WHAT IS BEING ASKED: Skip the images and copy each record exactly as written.

━━━━━━

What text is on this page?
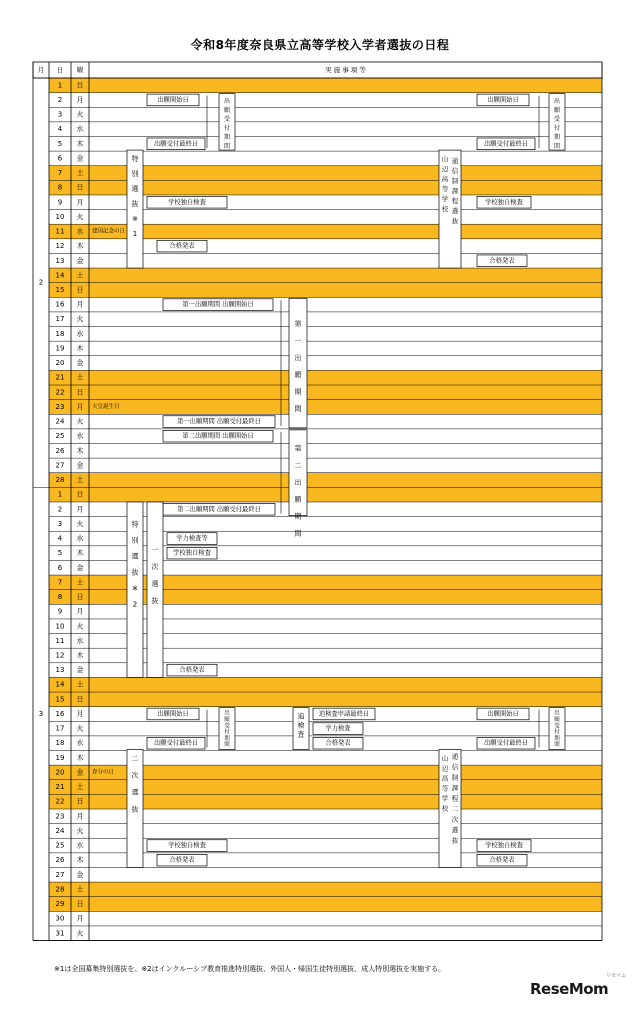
令和8年度奈良県立高等学校入学者選抜の日程
月 日 曜	実 施 事 項 等
2
3
1 日
2 月
3 火
4 水
5 木
6 金
7 土
8 日
9 月
10 火
11 水 建国記念の日
12 木
13 金
14 土
15 日
16 月
17 火
18 水
19 木
20 金
21 土
22 日
23 月 天皇誕生日
24 火
25 水
26 木
27 金
28 土
1 日
2 月
3 火
4 水
5 木
6 金
7 土
8 日
9 月
10 火
11 水
12 木
13 金
14 土
15 日
16 月
17 火
18 水
19 木
20 金 春分の日
21 土
22 日
23 月
24 火
25 水
26 木
27 金
28 土
29 日
30 月
31 火
出願開始日
出願受付最終日
出
願
受
付
期
間
特
別
選
抜
※
1
学校独自検査
合格発表
出願開始日
出願受付最終日
出
願
受
付
期
間
山
辺
高
等
学
校
通
信
制
課
程
選
抜
学校独自検査
合格発表
第一出願期間 出願開始日
第一出願期間 出願受付最終日
第二出願期間 出願開始日
第二出願期間 出願受付最終日
第
一
出
願
期
間
第
二
出
願
期
間
特
別
選
抜
※
2
一
次
選
抜
学力検査等
学校独自検査
合格発表
出願開始日
出願受付最終日
出
願
受
付
期
間
二
次
選
抜
学校独自検査
合格発表
追
検
査
追検査申請最終日
学力検査
合格発表
出願開始日
出願受付最終日
出
願
受
付
期
間
山
辺
高
等
学
校
通
信
制
課
程
二
次
選
抜
学校独自検査
合格発表
※1は全国募集特別選抜を、※2はインクルーシブ教育推進特別選抜、外国人・帰国生徒特別選抜、成人特別選抜を実施する。
ReseMom
リセマム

━━━━━━

ANSWER FOR THE TASK:
What text is on this page?
令和8年度奈良県立高等学校入学者選抜の日程
月 日 曜	実 施 事 項 等
2
3
1 日
2 月
3 火
4 水
5 木
6 金
7 土
8 日
9 月
10 火
11 水 建国記念の日
12 木
13 金
14 土
15 日
16 月
17 火
18 水
19 木
20 金
21 土
22 日
23 月 天皇誕生日
24 火
25 水
26 木
27 金
28 土
1 日
2 月
3 火
4 水
5 木
6 金
7 土
8 日
9 月
10 火
11 水
12 木
13 金
14 土
15 日
16 月
17 火
18 水
19 木
20 金 春分の日
21 土
22 日
23 月
24 火
25 水
26 木
27 金
28 土
29 日
30 月
31 火
出願開始日
出願受付最終日
出
願
受
付
期
間
特
別
選
抜
※
1
学校独自検査
合格発表
出願開始日
出願受付最終日
出
願
受
付
期
間
山
辺
高
等
学
校
通
信
制
課
程
選
抜
学校独自検査
合格発表
第一出願期間 出願開始日
第一出願期間 出願受付最終日
第二出願期間 出願開始日
第二出願期間 出願受付最終日
第
一
出
願
期
間
第
二
出
願
期
間
特
別
選
抜
※
2
一
次
選
抜
学力検査等
学校独自検査
合格発表
出願開始日
出願受付最終日
出
願
受
付
期
間
二
次
選
抜
学校独自検査
合格発表
追
検
査
追検査申請最終日
学力検査
合格発表
出願開始日
出願受付最終日
出
願
受
付
期
間
山
辺
高
等
学
校
通
信
制
課
程
二
次
選
抜
学校独自検査
合格発表
※1は全国募集特別選抜を、※2はインクルーシブ教育推進特別選抜、外国人・帰国生徒特別選抜、成人特別選抜を実施する。
ReseMom
リセマム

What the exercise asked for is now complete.